THE TASK: Go through the records and copy each line where the word "pattern" occurs.

PROVIDED RECORDS:
<<<<
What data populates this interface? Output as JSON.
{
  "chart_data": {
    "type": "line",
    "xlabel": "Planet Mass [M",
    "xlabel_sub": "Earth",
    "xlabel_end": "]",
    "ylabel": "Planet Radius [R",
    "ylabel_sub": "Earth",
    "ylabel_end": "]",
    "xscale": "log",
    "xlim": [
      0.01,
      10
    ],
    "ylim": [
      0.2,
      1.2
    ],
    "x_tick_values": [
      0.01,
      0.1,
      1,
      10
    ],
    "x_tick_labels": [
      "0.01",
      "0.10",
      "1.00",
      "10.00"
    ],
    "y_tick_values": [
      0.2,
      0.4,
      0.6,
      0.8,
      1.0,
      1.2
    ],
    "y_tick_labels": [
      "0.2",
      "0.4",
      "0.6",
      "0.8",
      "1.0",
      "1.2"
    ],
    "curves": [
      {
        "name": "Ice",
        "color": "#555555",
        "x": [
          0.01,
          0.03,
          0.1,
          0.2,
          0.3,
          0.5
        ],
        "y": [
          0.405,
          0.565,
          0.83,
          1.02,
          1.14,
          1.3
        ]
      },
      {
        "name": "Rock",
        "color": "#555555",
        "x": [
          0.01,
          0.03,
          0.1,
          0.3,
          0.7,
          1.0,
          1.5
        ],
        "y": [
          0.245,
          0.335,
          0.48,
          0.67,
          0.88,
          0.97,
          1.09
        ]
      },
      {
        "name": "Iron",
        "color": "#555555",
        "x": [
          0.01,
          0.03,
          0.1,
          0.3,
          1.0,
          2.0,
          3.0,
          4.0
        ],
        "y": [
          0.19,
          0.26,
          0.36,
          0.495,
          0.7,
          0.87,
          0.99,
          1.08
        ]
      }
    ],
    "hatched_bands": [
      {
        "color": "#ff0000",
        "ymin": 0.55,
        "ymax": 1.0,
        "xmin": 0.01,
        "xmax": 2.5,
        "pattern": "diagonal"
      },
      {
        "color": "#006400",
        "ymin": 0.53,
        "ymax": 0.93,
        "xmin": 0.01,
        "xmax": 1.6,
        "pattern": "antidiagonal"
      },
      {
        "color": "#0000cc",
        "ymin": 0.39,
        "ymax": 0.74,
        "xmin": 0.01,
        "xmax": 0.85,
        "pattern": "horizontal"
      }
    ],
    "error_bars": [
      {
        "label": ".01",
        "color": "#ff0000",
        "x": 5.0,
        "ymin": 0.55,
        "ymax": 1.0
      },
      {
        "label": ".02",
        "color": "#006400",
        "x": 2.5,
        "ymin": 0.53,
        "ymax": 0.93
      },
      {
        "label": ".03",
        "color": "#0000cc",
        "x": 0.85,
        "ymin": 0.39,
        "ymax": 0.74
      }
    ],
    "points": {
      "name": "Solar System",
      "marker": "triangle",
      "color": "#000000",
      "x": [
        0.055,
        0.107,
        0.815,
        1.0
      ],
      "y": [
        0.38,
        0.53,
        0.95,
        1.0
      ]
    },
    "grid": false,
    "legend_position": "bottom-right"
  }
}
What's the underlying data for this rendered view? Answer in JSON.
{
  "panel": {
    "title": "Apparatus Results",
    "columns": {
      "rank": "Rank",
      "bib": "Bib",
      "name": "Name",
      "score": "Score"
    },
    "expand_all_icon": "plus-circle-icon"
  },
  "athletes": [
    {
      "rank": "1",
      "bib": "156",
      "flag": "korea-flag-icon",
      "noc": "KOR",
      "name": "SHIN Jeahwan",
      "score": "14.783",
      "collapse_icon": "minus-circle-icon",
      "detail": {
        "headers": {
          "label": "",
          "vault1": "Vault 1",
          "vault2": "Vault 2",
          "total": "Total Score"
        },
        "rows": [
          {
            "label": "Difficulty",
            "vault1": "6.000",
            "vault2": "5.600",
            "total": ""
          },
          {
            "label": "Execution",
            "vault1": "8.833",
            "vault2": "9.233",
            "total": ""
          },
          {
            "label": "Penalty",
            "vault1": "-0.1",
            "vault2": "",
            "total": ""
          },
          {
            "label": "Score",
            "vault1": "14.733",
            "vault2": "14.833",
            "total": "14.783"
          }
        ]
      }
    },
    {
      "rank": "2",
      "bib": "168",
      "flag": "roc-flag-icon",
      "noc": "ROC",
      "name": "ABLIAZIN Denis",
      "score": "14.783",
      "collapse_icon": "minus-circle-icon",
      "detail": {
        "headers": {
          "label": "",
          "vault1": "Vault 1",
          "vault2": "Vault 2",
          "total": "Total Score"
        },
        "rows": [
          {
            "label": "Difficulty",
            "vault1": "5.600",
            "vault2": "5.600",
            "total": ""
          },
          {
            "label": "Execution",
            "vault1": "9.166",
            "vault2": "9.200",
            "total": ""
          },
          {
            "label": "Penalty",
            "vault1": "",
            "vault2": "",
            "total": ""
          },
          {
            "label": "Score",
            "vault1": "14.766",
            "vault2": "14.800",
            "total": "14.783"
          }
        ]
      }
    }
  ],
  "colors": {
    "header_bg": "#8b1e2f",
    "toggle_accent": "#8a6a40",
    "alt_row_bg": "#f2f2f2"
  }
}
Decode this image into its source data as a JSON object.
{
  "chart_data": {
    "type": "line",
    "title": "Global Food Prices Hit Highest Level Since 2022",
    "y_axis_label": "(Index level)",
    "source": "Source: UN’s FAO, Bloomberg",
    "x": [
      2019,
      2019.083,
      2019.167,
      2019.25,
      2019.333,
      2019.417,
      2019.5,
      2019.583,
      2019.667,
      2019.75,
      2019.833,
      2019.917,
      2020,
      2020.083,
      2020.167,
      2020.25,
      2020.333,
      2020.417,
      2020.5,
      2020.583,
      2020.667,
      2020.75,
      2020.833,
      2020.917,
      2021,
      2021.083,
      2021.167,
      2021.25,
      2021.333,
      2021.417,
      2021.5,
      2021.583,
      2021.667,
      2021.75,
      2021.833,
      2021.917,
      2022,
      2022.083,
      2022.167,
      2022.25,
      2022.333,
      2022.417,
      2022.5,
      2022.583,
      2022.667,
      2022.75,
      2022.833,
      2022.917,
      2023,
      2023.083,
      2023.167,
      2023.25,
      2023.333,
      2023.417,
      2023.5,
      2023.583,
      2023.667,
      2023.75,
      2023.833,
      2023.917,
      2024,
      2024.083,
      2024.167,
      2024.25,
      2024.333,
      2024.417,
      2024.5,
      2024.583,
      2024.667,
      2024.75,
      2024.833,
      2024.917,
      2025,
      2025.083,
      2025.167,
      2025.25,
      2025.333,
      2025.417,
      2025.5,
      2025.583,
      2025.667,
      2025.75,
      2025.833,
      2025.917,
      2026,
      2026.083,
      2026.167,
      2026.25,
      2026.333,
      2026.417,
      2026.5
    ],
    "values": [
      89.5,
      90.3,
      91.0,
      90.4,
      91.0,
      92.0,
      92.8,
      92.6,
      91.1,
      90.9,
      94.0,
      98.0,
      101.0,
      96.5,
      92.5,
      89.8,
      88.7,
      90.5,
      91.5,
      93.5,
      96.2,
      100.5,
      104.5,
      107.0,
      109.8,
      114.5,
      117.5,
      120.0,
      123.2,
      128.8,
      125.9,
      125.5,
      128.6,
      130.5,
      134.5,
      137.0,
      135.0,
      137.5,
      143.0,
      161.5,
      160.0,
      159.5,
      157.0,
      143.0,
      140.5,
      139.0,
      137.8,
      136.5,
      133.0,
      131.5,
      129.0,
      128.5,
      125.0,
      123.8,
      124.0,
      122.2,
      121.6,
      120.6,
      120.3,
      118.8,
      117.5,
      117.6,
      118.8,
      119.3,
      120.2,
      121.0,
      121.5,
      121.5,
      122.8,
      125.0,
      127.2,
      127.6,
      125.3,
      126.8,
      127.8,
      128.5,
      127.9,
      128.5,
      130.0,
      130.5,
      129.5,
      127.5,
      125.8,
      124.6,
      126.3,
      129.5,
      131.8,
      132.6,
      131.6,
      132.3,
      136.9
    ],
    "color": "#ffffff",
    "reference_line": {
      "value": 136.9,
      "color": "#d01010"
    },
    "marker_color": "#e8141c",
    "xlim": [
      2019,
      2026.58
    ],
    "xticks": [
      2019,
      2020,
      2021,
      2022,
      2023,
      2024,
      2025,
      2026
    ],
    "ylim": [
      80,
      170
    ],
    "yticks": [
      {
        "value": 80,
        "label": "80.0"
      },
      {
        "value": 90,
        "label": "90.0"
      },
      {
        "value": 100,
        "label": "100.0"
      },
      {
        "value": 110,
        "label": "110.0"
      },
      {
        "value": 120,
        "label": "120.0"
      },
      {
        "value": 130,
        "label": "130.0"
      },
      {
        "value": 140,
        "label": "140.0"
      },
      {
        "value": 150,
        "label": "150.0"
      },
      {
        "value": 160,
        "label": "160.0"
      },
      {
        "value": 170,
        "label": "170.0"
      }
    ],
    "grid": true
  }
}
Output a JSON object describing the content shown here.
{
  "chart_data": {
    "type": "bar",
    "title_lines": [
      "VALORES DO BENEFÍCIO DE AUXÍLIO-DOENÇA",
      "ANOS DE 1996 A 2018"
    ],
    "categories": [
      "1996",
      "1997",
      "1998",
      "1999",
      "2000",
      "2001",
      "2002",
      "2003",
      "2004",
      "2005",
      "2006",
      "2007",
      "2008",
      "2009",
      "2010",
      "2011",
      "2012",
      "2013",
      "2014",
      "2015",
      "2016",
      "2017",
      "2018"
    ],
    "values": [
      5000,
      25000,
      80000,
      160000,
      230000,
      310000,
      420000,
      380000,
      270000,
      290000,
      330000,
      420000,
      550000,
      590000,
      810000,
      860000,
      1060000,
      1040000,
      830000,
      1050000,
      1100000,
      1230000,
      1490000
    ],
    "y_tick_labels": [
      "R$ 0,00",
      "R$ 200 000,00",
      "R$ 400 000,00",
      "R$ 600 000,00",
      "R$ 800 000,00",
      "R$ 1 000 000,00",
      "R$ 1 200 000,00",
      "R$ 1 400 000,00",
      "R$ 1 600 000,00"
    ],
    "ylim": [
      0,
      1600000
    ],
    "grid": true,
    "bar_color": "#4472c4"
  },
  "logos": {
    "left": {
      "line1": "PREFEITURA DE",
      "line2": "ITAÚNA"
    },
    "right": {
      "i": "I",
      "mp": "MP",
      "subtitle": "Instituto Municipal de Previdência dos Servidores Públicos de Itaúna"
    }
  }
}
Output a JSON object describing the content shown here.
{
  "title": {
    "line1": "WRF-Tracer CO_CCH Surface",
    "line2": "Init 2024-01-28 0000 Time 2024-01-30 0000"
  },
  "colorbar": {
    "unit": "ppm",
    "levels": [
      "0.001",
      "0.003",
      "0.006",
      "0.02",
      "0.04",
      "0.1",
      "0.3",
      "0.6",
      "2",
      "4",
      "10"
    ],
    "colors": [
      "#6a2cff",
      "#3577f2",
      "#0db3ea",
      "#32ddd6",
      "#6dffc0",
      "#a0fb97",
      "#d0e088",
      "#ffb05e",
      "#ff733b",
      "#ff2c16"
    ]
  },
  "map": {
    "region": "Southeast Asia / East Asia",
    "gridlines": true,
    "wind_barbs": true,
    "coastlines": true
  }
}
>>>>
RESPONSE:
        "pattern": "diagonal"
        "pattern": "antidiagonal"
        "pattern": "horizontal"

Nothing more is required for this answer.